--- Start ---
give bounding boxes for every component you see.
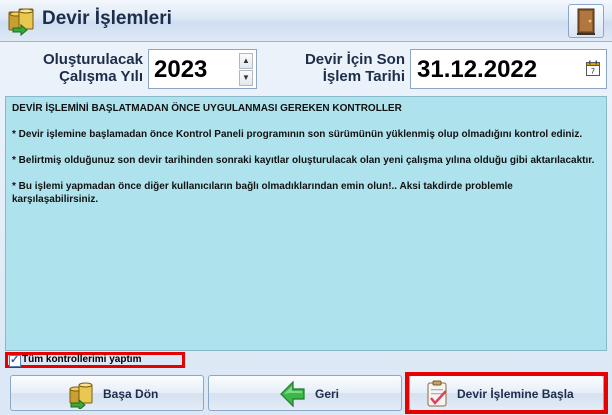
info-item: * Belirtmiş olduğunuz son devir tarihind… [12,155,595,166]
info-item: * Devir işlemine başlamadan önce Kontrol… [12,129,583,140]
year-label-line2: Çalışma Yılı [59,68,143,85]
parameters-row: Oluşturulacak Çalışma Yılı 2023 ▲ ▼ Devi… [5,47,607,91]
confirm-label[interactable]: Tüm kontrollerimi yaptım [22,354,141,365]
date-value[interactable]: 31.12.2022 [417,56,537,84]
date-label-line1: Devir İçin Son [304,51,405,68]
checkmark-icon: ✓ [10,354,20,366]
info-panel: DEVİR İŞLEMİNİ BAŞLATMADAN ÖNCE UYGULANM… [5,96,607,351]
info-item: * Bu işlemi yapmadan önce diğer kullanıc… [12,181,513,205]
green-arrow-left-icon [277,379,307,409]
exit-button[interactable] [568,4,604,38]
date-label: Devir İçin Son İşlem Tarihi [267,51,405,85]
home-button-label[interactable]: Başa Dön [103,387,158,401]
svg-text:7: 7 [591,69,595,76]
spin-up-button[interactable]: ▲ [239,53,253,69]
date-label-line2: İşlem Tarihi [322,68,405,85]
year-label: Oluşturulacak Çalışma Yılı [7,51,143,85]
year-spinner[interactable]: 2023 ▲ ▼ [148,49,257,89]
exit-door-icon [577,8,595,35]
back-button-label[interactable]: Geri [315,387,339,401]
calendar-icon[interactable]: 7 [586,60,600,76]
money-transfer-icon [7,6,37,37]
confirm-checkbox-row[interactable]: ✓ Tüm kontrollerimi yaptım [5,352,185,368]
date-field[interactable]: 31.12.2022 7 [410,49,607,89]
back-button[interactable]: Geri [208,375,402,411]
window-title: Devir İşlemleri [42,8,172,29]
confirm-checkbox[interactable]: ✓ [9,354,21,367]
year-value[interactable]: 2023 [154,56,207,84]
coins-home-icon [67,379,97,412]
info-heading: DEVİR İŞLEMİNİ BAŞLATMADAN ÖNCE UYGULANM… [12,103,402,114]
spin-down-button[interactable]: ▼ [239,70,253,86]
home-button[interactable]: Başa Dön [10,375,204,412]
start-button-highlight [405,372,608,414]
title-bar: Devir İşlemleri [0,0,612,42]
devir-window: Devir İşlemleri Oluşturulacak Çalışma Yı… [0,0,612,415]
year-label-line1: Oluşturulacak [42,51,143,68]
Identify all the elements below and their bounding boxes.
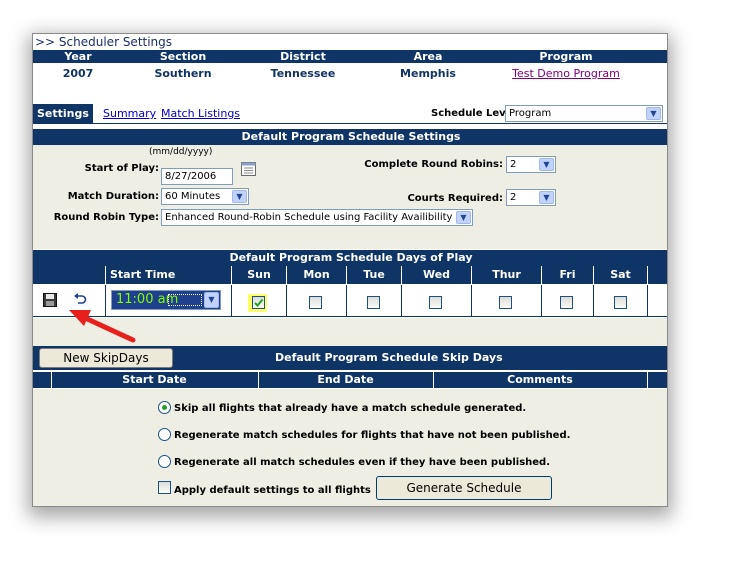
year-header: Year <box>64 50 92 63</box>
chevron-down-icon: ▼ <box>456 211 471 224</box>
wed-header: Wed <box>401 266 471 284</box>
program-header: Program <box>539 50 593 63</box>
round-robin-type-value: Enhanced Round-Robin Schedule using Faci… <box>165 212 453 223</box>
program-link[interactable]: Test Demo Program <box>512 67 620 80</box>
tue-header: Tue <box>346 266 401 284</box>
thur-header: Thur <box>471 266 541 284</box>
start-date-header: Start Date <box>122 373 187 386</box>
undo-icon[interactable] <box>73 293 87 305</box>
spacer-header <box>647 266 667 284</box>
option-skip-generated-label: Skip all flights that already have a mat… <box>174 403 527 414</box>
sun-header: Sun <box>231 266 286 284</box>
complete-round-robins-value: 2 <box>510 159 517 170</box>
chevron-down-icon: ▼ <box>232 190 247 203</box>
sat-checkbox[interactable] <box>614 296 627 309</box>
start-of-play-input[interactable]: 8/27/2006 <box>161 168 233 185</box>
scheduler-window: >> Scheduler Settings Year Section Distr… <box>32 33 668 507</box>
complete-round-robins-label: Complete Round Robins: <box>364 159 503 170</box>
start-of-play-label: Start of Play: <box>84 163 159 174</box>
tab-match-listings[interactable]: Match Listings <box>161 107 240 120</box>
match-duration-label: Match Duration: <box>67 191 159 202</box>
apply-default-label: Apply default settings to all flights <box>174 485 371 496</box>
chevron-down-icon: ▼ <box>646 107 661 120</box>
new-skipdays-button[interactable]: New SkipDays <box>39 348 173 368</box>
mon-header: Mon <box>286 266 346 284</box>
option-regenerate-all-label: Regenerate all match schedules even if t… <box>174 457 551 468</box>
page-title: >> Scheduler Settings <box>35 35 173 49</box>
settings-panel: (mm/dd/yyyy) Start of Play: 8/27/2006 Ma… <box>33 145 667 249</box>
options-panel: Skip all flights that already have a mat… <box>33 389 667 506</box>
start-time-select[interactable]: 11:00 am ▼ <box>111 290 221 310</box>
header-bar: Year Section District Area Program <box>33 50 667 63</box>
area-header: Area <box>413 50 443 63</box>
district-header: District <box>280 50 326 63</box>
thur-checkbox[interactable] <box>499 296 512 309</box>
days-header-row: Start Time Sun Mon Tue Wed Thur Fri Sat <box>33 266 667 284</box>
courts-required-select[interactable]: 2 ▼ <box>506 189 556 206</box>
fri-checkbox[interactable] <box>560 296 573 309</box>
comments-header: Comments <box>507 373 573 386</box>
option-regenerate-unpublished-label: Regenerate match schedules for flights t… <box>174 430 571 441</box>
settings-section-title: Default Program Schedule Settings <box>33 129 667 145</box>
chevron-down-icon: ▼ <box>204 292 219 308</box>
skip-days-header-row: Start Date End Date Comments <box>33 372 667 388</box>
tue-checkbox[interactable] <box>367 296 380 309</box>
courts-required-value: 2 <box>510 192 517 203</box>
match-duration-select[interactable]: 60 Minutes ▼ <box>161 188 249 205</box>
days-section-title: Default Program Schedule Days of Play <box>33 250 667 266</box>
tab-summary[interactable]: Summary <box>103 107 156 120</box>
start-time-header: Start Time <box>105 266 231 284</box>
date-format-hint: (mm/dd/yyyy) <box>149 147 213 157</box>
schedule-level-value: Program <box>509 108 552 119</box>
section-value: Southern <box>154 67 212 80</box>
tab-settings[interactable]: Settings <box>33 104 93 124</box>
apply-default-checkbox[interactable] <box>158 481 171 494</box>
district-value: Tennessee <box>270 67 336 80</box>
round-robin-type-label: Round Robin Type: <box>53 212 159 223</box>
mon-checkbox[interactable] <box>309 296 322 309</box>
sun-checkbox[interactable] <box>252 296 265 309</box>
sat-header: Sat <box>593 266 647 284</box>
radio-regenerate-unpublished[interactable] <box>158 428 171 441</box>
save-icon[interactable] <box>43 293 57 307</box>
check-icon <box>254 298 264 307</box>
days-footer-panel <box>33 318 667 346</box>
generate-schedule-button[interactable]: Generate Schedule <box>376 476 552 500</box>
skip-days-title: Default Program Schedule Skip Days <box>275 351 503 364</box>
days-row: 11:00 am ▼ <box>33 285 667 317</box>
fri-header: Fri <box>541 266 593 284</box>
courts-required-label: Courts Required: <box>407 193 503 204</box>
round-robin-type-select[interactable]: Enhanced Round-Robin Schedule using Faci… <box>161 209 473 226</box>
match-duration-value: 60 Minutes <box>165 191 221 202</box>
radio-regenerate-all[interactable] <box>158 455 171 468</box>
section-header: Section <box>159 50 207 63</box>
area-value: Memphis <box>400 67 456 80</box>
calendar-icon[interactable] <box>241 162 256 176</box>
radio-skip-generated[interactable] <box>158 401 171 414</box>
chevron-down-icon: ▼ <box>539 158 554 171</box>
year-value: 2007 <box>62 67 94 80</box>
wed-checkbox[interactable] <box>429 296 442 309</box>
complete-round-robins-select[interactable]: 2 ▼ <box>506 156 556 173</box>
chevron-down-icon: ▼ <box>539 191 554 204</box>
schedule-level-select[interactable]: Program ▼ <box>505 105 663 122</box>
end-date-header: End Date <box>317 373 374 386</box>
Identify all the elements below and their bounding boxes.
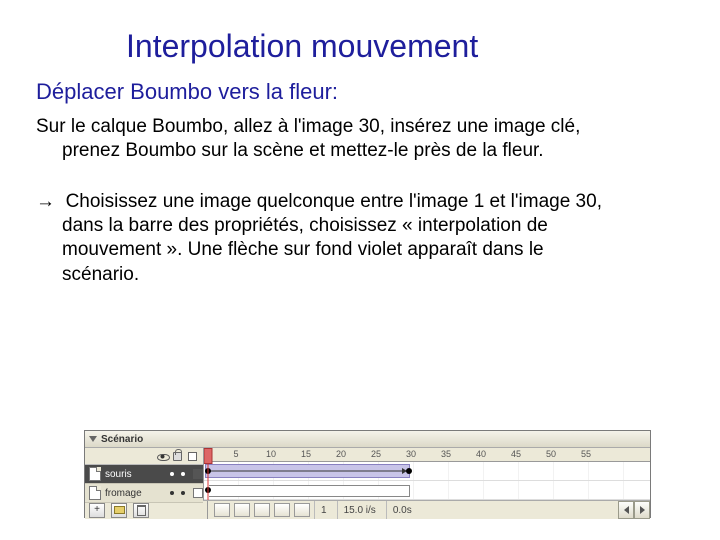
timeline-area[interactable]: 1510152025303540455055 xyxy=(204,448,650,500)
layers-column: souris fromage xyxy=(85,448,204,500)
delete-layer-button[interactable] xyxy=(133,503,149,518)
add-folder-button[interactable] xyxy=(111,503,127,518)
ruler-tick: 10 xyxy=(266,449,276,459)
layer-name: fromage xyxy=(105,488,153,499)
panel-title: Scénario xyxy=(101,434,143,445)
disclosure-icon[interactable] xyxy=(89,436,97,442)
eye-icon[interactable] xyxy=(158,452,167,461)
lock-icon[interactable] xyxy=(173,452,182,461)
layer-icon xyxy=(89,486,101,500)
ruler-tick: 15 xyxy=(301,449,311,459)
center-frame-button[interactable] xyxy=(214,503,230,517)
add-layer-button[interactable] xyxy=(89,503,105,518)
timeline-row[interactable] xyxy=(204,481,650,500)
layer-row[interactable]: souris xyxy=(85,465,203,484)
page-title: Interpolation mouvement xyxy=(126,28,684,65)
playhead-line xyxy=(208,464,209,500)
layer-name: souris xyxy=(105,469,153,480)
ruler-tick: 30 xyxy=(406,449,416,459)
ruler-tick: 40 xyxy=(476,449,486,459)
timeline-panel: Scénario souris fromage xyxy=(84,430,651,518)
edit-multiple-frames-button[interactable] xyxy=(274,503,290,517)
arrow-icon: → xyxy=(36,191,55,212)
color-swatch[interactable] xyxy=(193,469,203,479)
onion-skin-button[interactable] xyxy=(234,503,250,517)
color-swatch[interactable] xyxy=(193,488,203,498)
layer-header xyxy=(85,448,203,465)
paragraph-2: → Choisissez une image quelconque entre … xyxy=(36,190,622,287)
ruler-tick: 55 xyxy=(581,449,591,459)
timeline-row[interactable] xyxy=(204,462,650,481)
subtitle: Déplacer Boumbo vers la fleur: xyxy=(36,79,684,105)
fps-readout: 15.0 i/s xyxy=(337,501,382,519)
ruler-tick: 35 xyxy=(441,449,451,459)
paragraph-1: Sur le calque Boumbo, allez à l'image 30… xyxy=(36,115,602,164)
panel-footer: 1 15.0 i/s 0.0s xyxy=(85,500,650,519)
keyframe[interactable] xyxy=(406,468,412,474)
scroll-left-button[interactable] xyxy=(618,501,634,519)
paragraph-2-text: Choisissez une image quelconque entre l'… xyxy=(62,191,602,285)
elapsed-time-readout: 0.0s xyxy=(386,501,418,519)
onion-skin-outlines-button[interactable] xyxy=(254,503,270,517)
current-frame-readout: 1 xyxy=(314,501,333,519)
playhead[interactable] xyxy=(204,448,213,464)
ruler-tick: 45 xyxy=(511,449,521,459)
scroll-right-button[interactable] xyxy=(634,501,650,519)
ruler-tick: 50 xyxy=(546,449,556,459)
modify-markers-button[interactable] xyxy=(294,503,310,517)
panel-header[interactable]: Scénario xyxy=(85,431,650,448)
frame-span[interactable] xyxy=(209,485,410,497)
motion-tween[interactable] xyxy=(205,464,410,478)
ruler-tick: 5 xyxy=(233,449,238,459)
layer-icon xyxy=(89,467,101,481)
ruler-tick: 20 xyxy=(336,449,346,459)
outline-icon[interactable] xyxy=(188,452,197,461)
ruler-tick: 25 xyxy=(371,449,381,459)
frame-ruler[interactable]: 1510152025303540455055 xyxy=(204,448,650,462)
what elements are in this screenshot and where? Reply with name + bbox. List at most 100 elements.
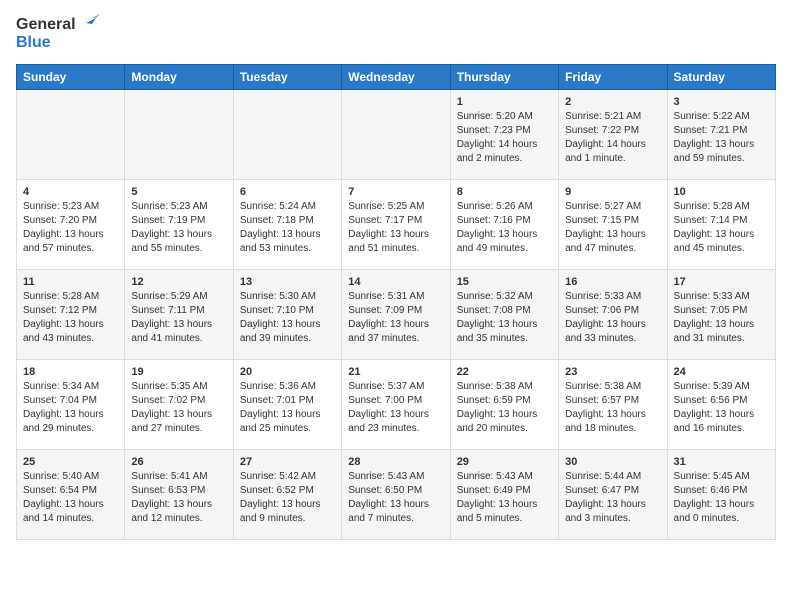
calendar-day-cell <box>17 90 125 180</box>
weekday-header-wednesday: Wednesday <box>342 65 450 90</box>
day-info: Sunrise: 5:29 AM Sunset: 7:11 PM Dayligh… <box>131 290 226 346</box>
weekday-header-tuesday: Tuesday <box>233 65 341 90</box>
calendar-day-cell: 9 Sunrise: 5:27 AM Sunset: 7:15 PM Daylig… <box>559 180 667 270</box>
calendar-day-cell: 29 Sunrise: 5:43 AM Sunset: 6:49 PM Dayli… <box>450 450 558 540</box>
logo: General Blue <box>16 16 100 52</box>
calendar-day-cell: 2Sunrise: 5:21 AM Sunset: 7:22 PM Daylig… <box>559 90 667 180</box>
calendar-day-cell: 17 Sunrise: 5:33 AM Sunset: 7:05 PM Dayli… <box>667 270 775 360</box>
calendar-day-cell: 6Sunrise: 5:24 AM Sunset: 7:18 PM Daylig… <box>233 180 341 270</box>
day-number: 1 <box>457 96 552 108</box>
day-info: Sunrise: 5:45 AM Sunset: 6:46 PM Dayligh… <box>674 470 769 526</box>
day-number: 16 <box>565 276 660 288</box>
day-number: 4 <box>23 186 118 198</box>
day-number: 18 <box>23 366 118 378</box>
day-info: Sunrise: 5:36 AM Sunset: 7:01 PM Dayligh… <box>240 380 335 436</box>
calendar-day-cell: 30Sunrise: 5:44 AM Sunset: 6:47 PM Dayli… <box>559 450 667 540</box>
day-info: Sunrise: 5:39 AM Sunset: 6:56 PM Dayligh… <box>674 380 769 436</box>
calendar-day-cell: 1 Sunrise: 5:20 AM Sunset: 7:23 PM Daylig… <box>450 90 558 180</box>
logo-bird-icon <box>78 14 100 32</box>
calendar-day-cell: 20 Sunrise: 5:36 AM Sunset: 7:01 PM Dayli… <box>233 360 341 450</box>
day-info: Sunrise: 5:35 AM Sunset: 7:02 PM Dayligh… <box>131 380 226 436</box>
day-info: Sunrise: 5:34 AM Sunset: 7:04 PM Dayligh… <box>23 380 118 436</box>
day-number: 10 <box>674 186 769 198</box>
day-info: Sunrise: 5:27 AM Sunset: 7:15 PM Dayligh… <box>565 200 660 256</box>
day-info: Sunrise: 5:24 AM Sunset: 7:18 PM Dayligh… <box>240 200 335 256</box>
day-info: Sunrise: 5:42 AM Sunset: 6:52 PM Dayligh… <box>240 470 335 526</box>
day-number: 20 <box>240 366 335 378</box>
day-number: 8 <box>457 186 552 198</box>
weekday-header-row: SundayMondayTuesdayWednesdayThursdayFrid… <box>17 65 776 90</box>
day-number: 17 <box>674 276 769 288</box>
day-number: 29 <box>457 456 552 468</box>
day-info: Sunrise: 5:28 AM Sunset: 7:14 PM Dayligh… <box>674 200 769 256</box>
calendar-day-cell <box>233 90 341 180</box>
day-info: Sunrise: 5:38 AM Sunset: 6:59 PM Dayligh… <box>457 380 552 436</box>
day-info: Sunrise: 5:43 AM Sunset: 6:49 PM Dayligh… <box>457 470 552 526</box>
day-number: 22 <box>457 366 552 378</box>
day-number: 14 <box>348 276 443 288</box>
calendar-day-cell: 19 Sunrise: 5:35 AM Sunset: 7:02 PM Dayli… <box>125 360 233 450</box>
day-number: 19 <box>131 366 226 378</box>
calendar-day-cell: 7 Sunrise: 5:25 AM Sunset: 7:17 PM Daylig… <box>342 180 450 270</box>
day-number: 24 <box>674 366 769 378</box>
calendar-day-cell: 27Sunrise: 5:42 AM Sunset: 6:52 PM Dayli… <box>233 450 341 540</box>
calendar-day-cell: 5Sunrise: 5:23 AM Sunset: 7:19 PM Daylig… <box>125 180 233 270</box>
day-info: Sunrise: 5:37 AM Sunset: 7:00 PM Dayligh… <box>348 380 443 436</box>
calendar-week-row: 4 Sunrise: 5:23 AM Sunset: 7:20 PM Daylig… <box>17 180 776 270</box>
--- End ---
**Brief**
Starting at the line with "year-header: Year <box>64 50 92 63</box>" and ending at the line with "start-of-play-label: Start of", change "Test Demo Program" to "Demo League" and give only those lines back, otherwise unchanged.

**Response to this task**
year-header: Year <box>64 50 92 63</box>
chevron-down-icon: ▼ <box>456 211 471 224</box>
wed-header: Wed <box>401 266 471 284</box>
program-header: Program <box>539 50 593 63</box>
round-robin-type-value: Enhanced Round-Robin Schedule using Faci… <box>165 212 453 223</box>
program-link[interactable]: Demo League <box>512 67 620 80</box>
tue-header: Tue <box>346 266 401 284</box>
thur-header: Thur <box>471 266 541 284</box>
start-date-header: Start Date <box>122 373 187 386</box>
undo-icon[interactable] <box>73 293 87 305</box>
spacer-header <box>647 266 667 284</box>
option-skip-generated-label: Skip all flights that already have a mat… <box>174 403 527 414</box>
sun-header: Sun <box>231 266 286 284</box>
complete-round-robins-value: 2 <box>510 159 517 170</box>
chevron-down-icon: ▼ <box>232 190 247 203</box>
sat-checkbox[interactable] <box>614 296 627 309</box>
start-of-play-input[interactable]: 8/27/2006 <box>161 168 233 185</box>
scheduler-window: >> Scheduler Settings Year Section Distr… <box>32 33 668 507</box>
complete-round-robins-label: Complete Round Robins: <box>364 159 503 170</box>
start-of-play-label: Start of Play: <box>84 163 159 174</box>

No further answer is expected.